**** BACAAN TERSEDIA

Saturday, 25 April 2015

Melepas Lelah di Danau Taman Hidup

Cerita sebelumnya klik di sini :)

Pendakian gunung argopuro
Ekki Lelah

"Jalan masih teramat jauh.."

"Mustahil berlabuh bila dayung tak terkayuh."

Saya dan Ekki mulai bersenandung lagu Iwan Fals. Merasa bahwa hutan lumut benar-benar tak ada ujungnya. Bahkan Hanis sempat-sempatnya berpikir kalau kami tak dapat keluar dari labirin raksasa ini sebelum hari terang.

BRUKKK

Hanis terpeleset di trek menurun. Ia yang berusaha menahan carrier 75 liter justru membuat kakinya terkilir. Ia menyerah. Baru kali ini saya melihatnya sefrustasi ini.


"Gue nggak kuat. Gantiin gue bawa Si Bilu. Berat banget. Kaki gue ketarik lagi." 

"Gue urut bentar, yak?" Tanya Acrut. Hanis mengiyakan. Dengan cepat, Acrut melepaskan sepatu Hanis. Gerakan tangannya yang lincah membuat kami bengong.
"Aaaaarrggggh." Hanis mengerang saat betis dan telapak kakinya diurut Acrut. Akhirnya kami berganti formasi, membuat satu team dapat bergerak dengan cara bertukar carrier.

"Kamu nggak papa?" Tanya saya kepada Hanis saat ia mau melangkah.

"Kakek 'dateng'. Makanya aku kaget terus kepleset." Ujar Hanis dengan arah mata yang entah kemana.

"Semoga kakek buka jalan buat kita ke Taman Hidup." Bisik saya kepada Hanis. Semoga orang yang nyembah batu atau pohon tadi nggak ngikutin kita, semoga nggak ada lagi yang ngisengin kita. Lanjut saya dalam hati.

"Aamiin."

Kami terus berjalan mengikuti langkah Bang Cehu. Tak ada satupun yang merasakan kehadiran Almarhum Kakeknya Hanis selain saya dan cucunya. Perjalanan kali ini saya rasakan lebih santai dan tak setegang tadi. Sangat lancar, sangat cepat. Tau-tau sudah dekat dengan percabangan menuju Taman Hidup.

********

> _SOAL LATIHAN A_
Tentukan apakah setiap pernyataan berikut sesuai dengan cerita pendakian di atas: (i) Hanis terpeleset ketika melewati trek yang menurun; (ii) yang mengurut kaki Hanis adalah Bang Cehu; (iii) semua anggota rombongan merasakan kehadiran almarhum kakek Hanis. Jawab ya atau tidak untuk masing-masing pernyataan, lalu kutip kata-kata dari cerita pendakian yang menjadi penentunya.

**** DATA DITAMPILKAN

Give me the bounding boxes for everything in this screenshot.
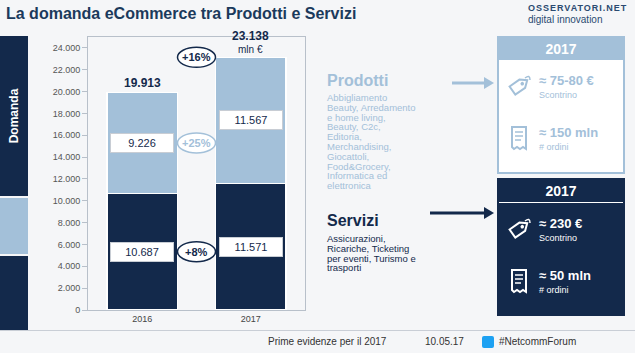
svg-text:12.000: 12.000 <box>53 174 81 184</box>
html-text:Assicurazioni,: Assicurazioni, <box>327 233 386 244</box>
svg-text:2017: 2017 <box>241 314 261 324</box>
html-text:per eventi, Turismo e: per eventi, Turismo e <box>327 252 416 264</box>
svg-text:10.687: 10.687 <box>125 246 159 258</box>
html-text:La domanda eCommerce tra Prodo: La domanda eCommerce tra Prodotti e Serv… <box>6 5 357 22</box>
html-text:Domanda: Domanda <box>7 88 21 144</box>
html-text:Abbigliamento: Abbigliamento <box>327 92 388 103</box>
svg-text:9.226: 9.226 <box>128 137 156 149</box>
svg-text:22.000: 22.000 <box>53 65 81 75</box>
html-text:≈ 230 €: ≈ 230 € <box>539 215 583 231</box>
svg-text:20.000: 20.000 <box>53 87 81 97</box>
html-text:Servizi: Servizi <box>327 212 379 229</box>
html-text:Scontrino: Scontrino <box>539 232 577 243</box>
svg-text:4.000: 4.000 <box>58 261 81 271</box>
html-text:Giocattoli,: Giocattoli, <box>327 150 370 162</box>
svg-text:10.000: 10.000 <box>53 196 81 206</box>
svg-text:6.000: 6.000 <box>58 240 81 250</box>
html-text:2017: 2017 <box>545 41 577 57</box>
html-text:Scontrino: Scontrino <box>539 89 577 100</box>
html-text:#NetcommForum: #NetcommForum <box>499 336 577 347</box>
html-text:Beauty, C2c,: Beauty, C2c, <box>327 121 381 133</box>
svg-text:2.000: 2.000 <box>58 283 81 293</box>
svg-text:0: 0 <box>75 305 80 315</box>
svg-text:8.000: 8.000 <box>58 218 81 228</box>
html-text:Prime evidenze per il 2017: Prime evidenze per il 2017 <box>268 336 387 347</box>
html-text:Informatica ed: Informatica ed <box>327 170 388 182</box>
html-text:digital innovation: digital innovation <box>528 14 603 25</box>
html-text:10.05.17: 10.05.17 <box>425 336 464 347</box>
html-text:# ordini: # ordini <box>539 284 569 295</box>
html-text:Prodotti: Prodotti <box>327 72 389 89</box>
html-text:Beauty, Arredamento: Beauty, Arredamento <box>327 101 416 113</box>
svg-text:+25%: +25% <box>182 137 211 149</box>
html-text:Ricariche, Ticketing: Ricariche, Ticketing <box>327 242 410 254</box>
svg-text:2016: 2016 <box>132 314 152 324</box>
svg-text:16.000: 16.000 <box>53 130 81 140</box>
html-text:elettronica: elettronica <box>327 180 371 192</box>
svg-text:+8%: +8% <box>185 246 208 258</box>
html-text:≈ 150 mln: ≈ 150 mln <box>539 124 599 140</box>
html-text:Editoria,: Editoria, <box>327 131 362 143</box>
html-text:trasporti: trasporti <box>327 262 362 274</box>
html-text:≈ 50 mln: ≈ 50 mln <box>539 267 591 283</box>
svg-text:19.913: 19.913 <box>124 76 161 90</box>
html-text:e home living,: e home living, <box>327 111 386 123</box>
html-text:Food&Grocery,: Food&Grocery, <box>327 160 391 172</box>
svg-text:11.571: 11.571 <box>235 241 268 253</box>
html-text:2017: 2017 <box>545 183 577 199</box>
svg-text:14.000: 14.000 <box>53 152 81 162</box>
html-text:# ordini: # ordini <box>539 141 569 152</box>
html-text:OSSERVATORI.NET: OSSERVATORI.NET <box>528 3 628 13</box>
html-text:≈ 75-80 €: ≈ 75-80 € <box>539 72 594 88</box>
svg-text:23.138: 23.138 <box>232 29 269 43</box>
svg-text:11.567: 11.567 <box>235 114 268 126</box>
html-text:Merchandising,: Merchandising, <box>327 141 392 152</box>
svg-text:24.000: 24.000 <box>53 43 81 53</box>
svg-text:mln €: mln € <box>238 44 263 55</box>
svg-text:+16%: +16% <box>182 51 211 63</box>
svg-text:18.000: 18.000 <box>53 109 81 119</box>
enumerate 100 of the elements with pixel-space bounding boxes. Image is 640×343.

********
**** DATA DITAMPILKAN

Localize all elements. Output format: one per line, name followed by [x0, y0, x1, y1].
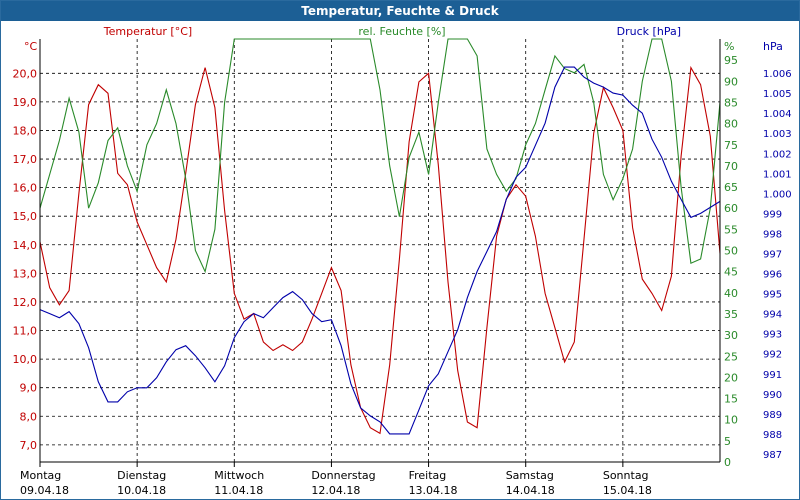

********

> _SOAL LATIHAN B_
Tuliskan kembali baris-baris listing tanpa mengubah apa pun. Mulailah dari baris yang memuat "Give me the" dan berhentilah setelah baris yang memuat "html-text:#NetcommForum: #NetcommForum <box>499". Gambarnya tidak perlu disertakan dalam jawaban.

> _JAWABAN BENAR A_
(i) Ya: "Hanis terpeleset di trek menurun."
(ii) Tidak: "Hanis mengerang saat betis dan telapak kakinya diurut Acrut."
(iii) Tidak: "Tak ada satupun yang merasakan kehadiran Almarhum Kakeknya Hanis selain saya dan cucunya."

> _JAWABAN BENAR B_
Give me the bounding boxes for everything in this screenshot.
svg-text:12.000: 12.000 <box>53 174 81 184</box>
html-text:Assicurazioni,: Assicurazioni, <box>327 233 386 244</box>
svg-text:2017: 2017 <box>241 314 261 324</box>
html-text:per eventi, Turismo e: per eventi, Turismo e <box>327 252 416 264</box>
svg-text:10.687: 10.687 <box>125 246 159 258</box>
html-text:La domanda eCommerce tra Prodo: La domanda eCommerce tra Prodotti e Serv… <box>6 5 357 22</box>
html-text:Domanda: Domanda <box>7 88 21 144</box>
html-text:Abbigliamento: Abbigliamento <box>327 92 388 103</box>
svg-text:9.226: 9.226 <box>128 137 156 149</box>
svg-text:22.000: 22.000 <box>53 65 81 75</box>
html-text:≈ 230 €: ≈ 230 € <box>539 215 583 231</box>
svg-text:20.000: 20.000 <box>53 87 81 97</box>
html-text:Servizi: Servizi <box>327 212 379 229</box>
html-text:Scontrino: Scontrino <box>539 232 577 243</box>
svg-text:4.000: 4.000 <box>58 261 81 271</box>
html-text:Giocattoli,: Giocattoli, <box>327 150 370 162</box>
svg-text:10.000: 10.000 <box>53 196 81 206</box>
svg-text:6.000: 6.000 <box>58 240 81 250</box>
html-text:2017: 2017 <box>545 41 577 57</box>
html-text:Scontrino: Scontrino <box>539 89 577 100</box>
html-text:#NetcommForum: #NetcommForum <box>499 336 577 347</box>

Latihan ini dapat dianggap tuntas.